- **What is asked**
Each entry below is to be written out exactly, and the pictures are to be left out.

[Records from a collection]
>>>

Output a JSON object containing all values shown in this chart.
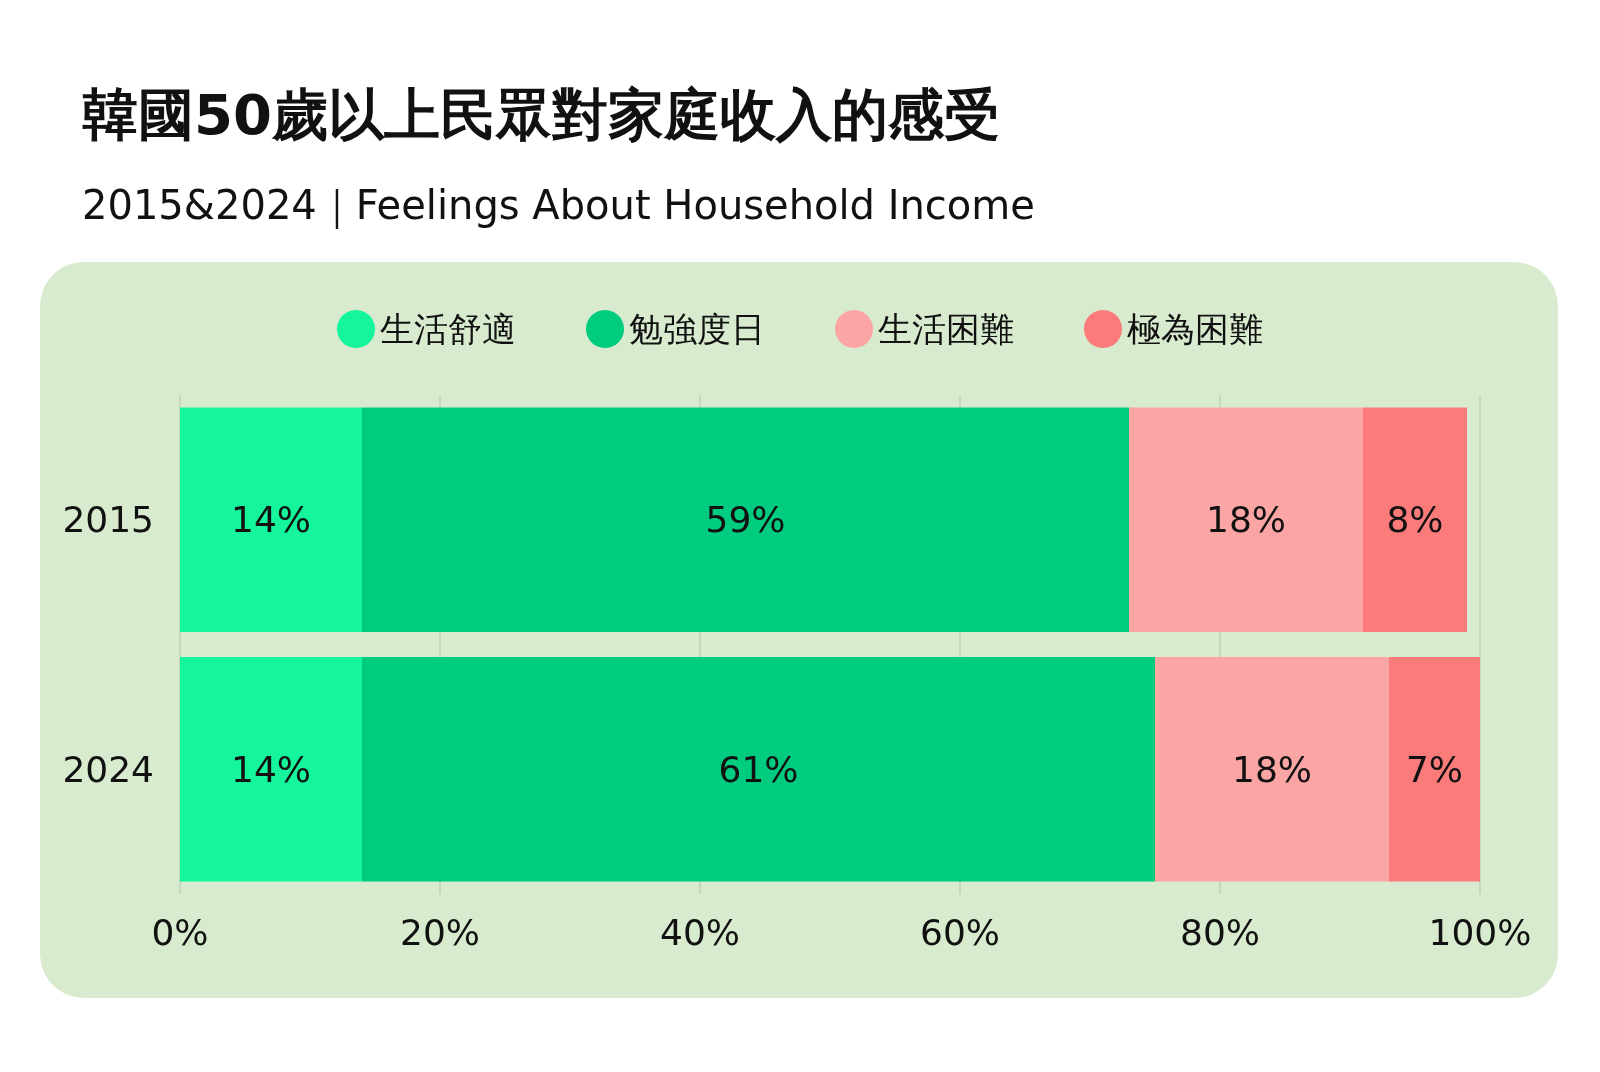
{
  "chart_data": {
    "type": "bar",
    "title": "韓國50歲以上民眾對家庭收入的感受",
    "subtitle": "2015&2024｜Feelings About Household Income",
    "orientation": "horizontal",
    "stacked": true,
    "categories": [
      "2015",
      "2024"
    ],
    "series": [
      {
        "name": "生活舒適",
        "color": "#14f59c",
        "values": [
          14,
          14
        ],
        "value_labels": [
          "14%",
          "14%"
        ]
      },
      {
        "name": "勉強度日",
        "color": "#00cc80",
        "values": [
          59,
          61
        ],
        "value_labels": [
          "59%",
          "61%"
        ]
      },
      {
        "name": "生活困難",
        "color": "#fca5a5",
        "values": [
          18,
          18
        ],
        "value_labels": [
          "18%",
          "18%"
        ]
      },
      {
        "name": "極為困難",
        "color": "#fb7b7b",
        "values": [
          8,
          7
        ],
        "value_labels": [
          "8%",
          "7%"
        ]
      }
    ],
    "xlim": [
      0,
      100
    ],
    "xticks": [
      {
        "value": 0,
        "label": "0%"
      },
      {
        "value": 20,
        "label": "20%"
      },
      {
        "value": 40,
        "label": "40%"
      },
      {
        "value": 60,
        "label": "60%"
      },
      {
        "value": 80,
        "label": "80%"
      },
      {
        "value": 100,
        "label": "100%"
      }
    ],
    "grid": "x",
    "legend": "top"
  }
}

<<<

- **Reply**
Output a JSON object containing all values shown in this chart.
{
  "chart_data": {
    "type": "bar",
    "title": "韓國50歲以上民眾對家庭收入的感受",
    "subtitle": "2015&2024｜Feelings About Household Income",
    "orientation": "horizontal",
    "stacked": true,
    "categories": [
      "2015",
      "2024"
    ],
    "series": [
      {
        "name": "生活舒適",
        "color": "#14f59c",
        "values": [
          14,
          14
        ],
        "value_labels": [
          "14%",
          "14%"
        ]
      },
      {
        "name": "勉強度日",
        "color": "#00cc80",
        "values": [
          59,
          61
        ],
        "value_labels": [
          "59%",
          "61%"
        ]
      },
      {
        "name": "生活困難",
        "color": "#fca5a5",
        "values": [
          18,
          18
        ],
        "value_labels": [
          "18%",
          "18%"
        ]
      },
      {
        "name": "極為困難",
        "color": "#fb7b7b",
        "values": [
          8,
          7
        ],
        "value_labels": [
          "8%",
          "7%"
        ]
      }
    ],
    "xlim": [
      0,
      100
    ],
    "xticks": [
      {
        "value": 0,
        "label": "0%"
      },
      {
        "value": 20,
        "label": "20%"
      },
      {
        "value": 40,
        "label": "40%"
      },
      {
        "value": 60,
        "label": "60%"
      },
      {
        "value": 80,
        "label": "80%"
      },
      {
        "value": 100,
        "label": "100%"
      }
    ],
    "grid": "x",
    "legend": "top"
  }
}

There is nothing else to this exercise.